GIVEN DATA:
___

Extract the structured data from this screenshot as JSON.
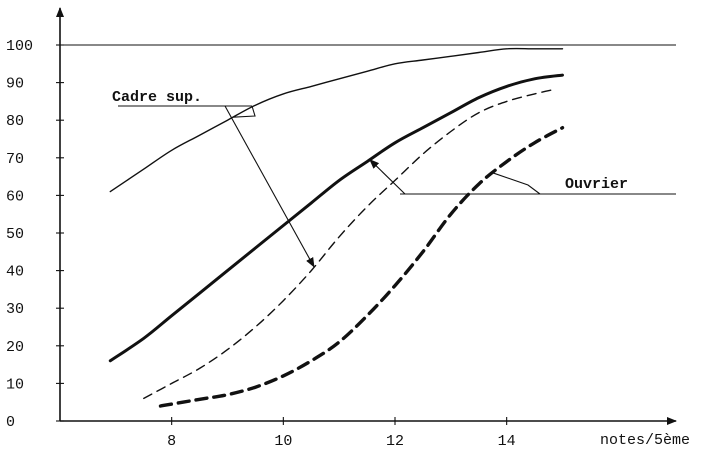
{
  "chart_data": {
    "type": "line",
    "xlabel": "notes/5ème",
    "ylabel": "",
    "xlim": [
      6.0,
      15.6
    ],
    "ylim": [
      0,
      100
    ],
    "x_ticks": [
      8,
      10,
      12,
      14
    ],
    "y_ticks": [
      0,
      10,
      20,
      30,
      40,
      50,
      60,
      70,
      80,
      90,
      100
    ],
    "grid": false,
    "series": [
      {
        "style": "thin-solid",
        "x": [
          6.9,
          7.5,
          8.0,
          8.5,
          9.0,
          9.5,
          10.0,
          10.5,
          11.0,
          11.5,
          12.0,
          12.5,
          13.0,
          13.5,
          14.0,
          14.5,
          15.0
        ],
        "y": [
          61,
          67,
          72,
          76,
          80,
          84,
          87,
          89,
          91,
          93,
          95,
          96,
          97,
          98,
          99,
          99,
          99
        ]
      },
      {
        "style": "thick-solid",
        "x": [
          6.9,
          7.5,
          8.0,
          8.5,
          9.0,
          9.5,
          10.0,
          10.5,
          11.0,
          11.5,
          12.0,
          12.5,
          13.0,
          13.5,
          14.0,
          14.5,
          15.0
        ],
        "y": [
          16,
          22,
          28,
          34,
          40,
          46,
          52,
          58,
          64,
          69,
          74,
          78,
          82,
          86,
          89,
          91,
          92
        ]
      },
      {
        "style": "thin-dashed",
        "x": [
          7.5,
          8.0,
          8.5,
          9.0,
          9.5,
          10.0,
          10.5,
          11.0,
          11.5,
          12.0,
          12.5,
          13.0,
          13.5,
          14.0,
          14.5,
          14.8
        ],
        "y": [
          6,
          10,
          14,
          19,
          25,
          32,
          40,
          49,
          57,
          64,
          71,
          77,
          82,
          85,
          87,
          88
        ]
      },
      {
        "style": "thick-dashed",
        "x": [
          7.8,
          8.2,
          8.6,
          9.0,
          9.5,
          10.0,
          10.5,
          11.0,
          11.5,
          12.0,
          12.5,
          13.0,
          13.5,
          14.0,
          14.5,
          15.0
        ],
        "y": [
          4,
          5,
          6,
          7,
          9,
          12,
          16,
          21,
          28,
          36,
          45,
          55,
          63,
          69,
          74,
          78
        ]
      }
    ],
    "annotations": [
      {
        "text": "Cadre sup."
      },
      {
        "text": "Ouvrier"
      }
    ]
  }
}
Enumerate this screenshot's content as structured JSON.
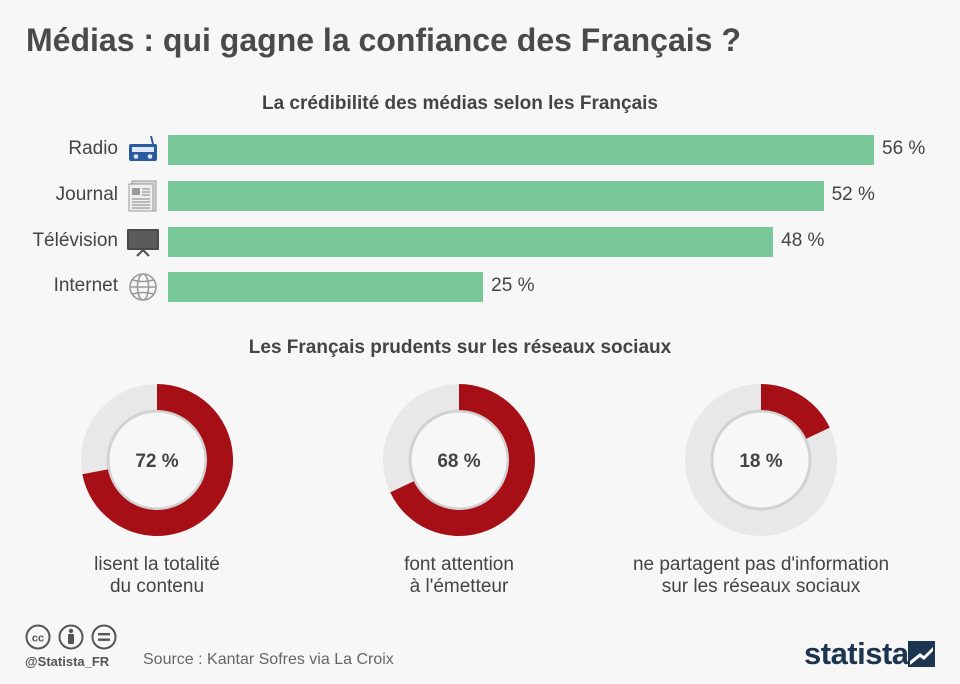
{
  "header": {
    "title": "Médias : qui gagne la confiance des Français ?"
  },
  "chart_data": [
    {
      "type": "bar",
      "orientation": "horizontal",
      "title": "La crédibilité des médias selon les Français",
      "categories": [
        "Radio",
        "Journal",
        "Télévision",
        "Internet"
      ],
      "values": [
        56,
        52,
        48,
        25
      ],
      "value_labels": [
        "56 %",
        "52 %",
        "48 %",
        "25 %"
      ],
      "icons": [
        "radio-icon",
        "newspaper-icon",
        "television-icon",
        "globe-icon"
      ],
      "xlim": [
        0,
        56
      ],
      "color": "#79c89a",
      "grid": false
    },
    {
      "type": "pie",
      "variant": "donut-set",
      "title": "Les Français prudents sur les réseaux sociaux",
      "items": [
        {
          "value": 72,
          "label": "72 %",
          "caption": [
            "lisent la totalité",
            "du contenu"
          ]
        },
        {
          "value": 68,
          "label": "68 %",
          "caption": [
            "font attention",
            "à l'émetteur"
          ]
        },
        {
          "value": 18,
          "label": "18 %",
          "caption": [
            "ne partagent pas d'information",
            "sur les réseaux sociaux"
          ]
        }
      ],
      "color": "#a50f15",
      "track_color": "#e8e8e8"
    }
  ],
  "footer": {
    "handle": "@Statista_FR",
    "source": "Source : Kantar Sofres via La Croix",
    "brand": "statista",
    "license_icons": [
      "cc-icon",
      "attribution-icon",
      "no-derivatives-icon"
    ]
  }
}
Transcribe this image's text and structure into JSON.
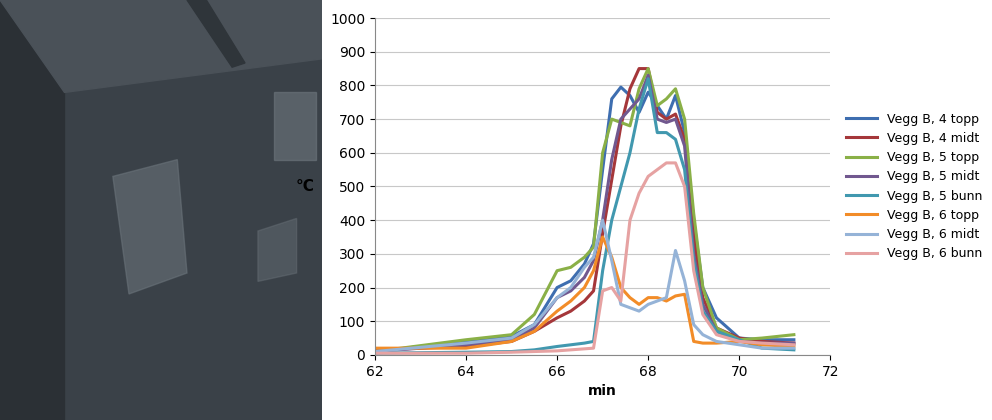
{
  "chart_data": {
    "type": "line",
    "x_label": "min",
    "y_label": "°C",
    "x": [
      62,
      64,
      65,
      65.5,
      66,
      66.3,
      66.6,
      66.8,
      67,
      67.2,
      67.4,
      67.6,
      67.8,
      68,
      68.2,
      68.4,
      68.6,
      68.8,
      69,
      69.2,
      69.5,
      70,
      70.5,
      71.2
    ],
    "xlim": [
      62,
      72
    ],
    "xticks": [
      62,
      64,
      66,
      68,
      70,
      72
    ],
    "ylim": [
      0,
      1000
    ],
    "yticks": [
      0,
      100,
      200,
      300,
      400,
      500,
      600,
      700,
      800,
      900,
      1000
    ],
    "grid": true,
    "legend": "right",
    "series": [
      {
        "name": "Vegg B, 4 topp",
        "color": "#3e6eb0",
        "values": [
          10,
          40,
          55,
          90,
          200,
          220,
          270,
          330,
          550,
          760,
          795,
          770,
          720,
          780,
          740,
          700,
          770,
          660,
          400,
          200,
          110,
          50,
          45,
          45
        ]
      },
      {
        "name": "Vegg B, 4 midt",
        "color": "#a5373a",
        "values": [
          15,
          25,
          40,
          70,
          110,
          130,
          160,
          190,
          360,
          520,
          680,
          790,
          850,
          850,
          720,
          700,
          715,
          640,
          350,
          170,
          80,
          50,
          40,
          35
        ]
      },
      {
        "name": "Vegg B, 5 topp",
        "color": "#8ab047",
        "values": [
          10,
          45,
          60,
          120,
          250,
          260,
          290,
          320,
          600,
          700,
          690,
          680,
          790,
          850,
          740,
          760,
          790,
          700,
          420,
          200,
          80,
          45,
          50,
          60
        ]
      },
      {
        "name": "Vegg B, 5 midt",
        "color": "#71588f",
        "values": [
          10,
          30,
          45,
          80,
          170,
          190,
          230,
          280,
          400,
          580,
          700,
          730,
          760,
          830,
          700,
          690,
          700,
          620,
          300,
          150,
          70,
          40,
          35,
          35
        ]
      },
      {
        "name": "Vegg B, 5 bunn",
        "color": "#4198af",
        "values": [
          5,
          8,
          10,
          15,
          25,
          30,
          35,
          40,
          250,
          400,
          500,
          600,
          730,
          820,
          660,
          660,
          640,
          550,
          280,
          130,
          70,
          45,
          20,
          15
        ]
      },
      {
        "name": "Vegg B, 6 topp",
        "color": "#f28c28",
        "values": [
          20,
          20,
          40,
          70,
          130,
          160,
          200,
          250,
          350,
          290,
          200,
          170,
          150,
          170,
          170,
          160,
          175,
          180,
          40,
          35,
          35,
          40,
          30,
          25
        ]
      },
      {
        "name": "Vegg B, 6 midt",
        "color": "#95b3d7",
        "values": [
          10,
          35,
          50,
          90,
          170,
          200,
          260,
          290,
          400,
          280,
          150,
          140,
          130,
          150,
          160,
          170,
          310,
          220,
          90,
          60,
          40,
          30,
          20,
          20
        ]
      },
      {
        "name": "Vegg B, 6 bunn",
        "color": "#e6a2a2",
        "values": [
          5,
          5,
          8,
          10,
          12,
          15,
          18,
          20,
          190,
          200,
          160,
          400,
          480,
          530,
          550,
          570,
          570,
          500,
          250,
          120,
          60,
          40,
          35,
          30
        ]
      }
    ]
  }
}
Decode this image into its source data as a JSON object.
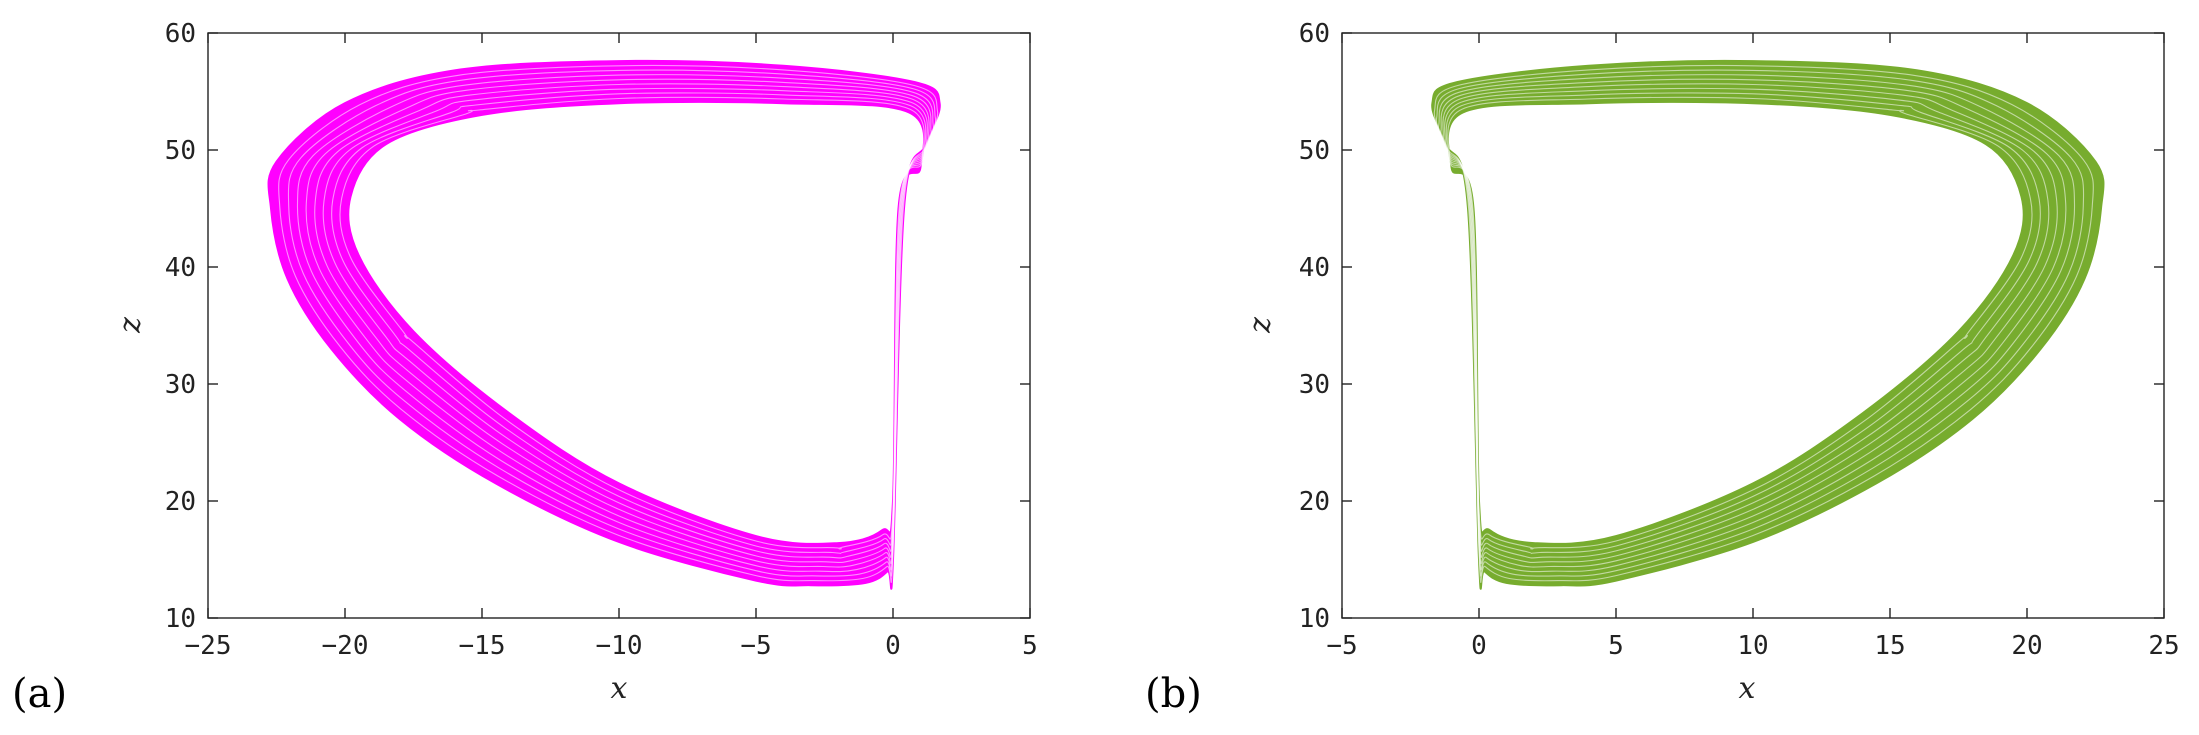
{
  "panels": [
    {
      "label": "(a)",
      "chart_data": {
        "type": "line",
        "xlabel": "x",
        "ylabel": "z",
        "xlim": [
          -25,
          5
        ],
        "ylim": [
          10,
          60
        ],
        "xticks": [
          -25,
          -20,
          -15,
          -10,
          -5,
          0,
          5
        ],
        "yticks": [
          10,
          20,
          30,
          40,
          50,
          60
        ],
        "xtick_labels": [
          "−25",
          "−20",
          "−15",
          "−10",
          "−5",
          "0",
          "5"
        ],
        "ytick_labels": [
          "10",
          "20",
          "30",
          "40",
          "50",
          "60"
        ],
        "grid": false,
        "color": "#ff00ff",
        "series": [
          {
            "description": "outer edge of attractor band",
            "x": [
              0.0,
              0.4,
              1.2,
              1.7,
              0.8,
              -4,
              -10,
              -16,
              -20,
              -22.5,
              -22.7,
              -22.1,
              -20.5,
              -18,
              -14.5,
              -10,
              -5,
              -3,
              -1,
              -0.2,
              0.0
            ],
            "y": [
              15.0,
              45.0,
              50.5,
              54.0,
              55.8,
              57.2,
              57.6,
              56.8,
              54.0,
              49.0,
              45.0,
              39.0,
              33.0,
              27.0,
              21.5,
              16.5,
              13.2,
              12.8,
              13.0,
              14.0,
              15.0
            ]
          },
          {
            "description": "inner edge of attractor band",
            "x": [
              0.0,
              0.2,
              1.0,
              0.6,
              -4,
              -10,
              -15,
              -18.5,
              -19.8,
              -19.5,
              -17.5,
              -14,
              -10,
              -5,
              -2,
              -0.4,
              0.0
            ],
            "y": [
              20.0,
              45.0,
              48.5,
              53.2,
              54.0,
              54.0,
              53.0,
              50.5,
              46.0,
              41.0,
              34.5,
              27.5,
              21.5,
              17.0,
              16.4,
              17.5,
              20.0
            ]
          }
        ]
      }
    },
    {
      "label": "(b)",
      "chart_data": {
        "type": "line",
        "xlabel": "x",
        "ylabel": "z",
        "xlim": [
          -5,
          25
        ],
        "ylim": [
          10,
          60
        ],
        "xticks": [
          -5,
          0,
          5,
          10,
          15,
          20,
          25
        ],
        "yticks": [
          10,
          20,
          30,
          40,
          50,
          60
        ],
        "xtick_labels": [
          "−5",
          "0",
          "5",
          "10",
          "15",
          "20",
          "25"
        ],
        "ytick_labels": [
          "10",
          "20",
          "30",
          "40",
          "50",
          "60"
        ],
        "grid": false,
        "color": "#77ac2e",
        "series": [
          {
            "description": "outer edge of attractor band",
            "x": [
              0.0,
              -0.4,
              -1.2,
              -1.7,
              -0.8,
              4,
              10,
              16,
              20,
              22.5,
              22.7,
              22.1,
              20.5,
              18,
              14.5,
              10,
              5,
              3,
              1,
              0.2,
              0.0
            ],
            "y": [
              15.0,
              45.0,
              50.5,
              54.0,
              55.8,
              57.2,
              57.6,
              56.8,
              54.0,
              49.0,
              45.0,
              39.0,
              33.0,
              27.0,
              21.5,
              16.5,
              13.2,
              12.8,
              13.0,
              14.0,
              15.0
            ]
          },
          {
            "description": "inner edge of attractor band",
            "x": [
              0.0,
              -0.2,
              -1.0,
              -0.6,
              4,
              10,
              15,
              18.5,
              19.8,
              19.5,
              17.5,
              14,
              10,
              5,
              2,
              0.4,
              0.0
            ],
            "y": [
              20.0,
              45.0,
              48.5,
              53.2,
              54.0,
              54.0,
              53.0,
              50.5,
              46.0,
              41.0,
              34.5,
              27.5,
              21.5,
              17.0,
              16.4,
              17.5,
              20.0
            ]
          }
        ]
      }
    }
  ]
}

___

INSTRUCTIONS FOR THE TASK:
Read the lines above. Gather those in which the string "source" is found.

EXERCISE RESULT:
    "source": "Source : Kantar Sofres via La Croix",
Decode this image into its source data as a JSON object.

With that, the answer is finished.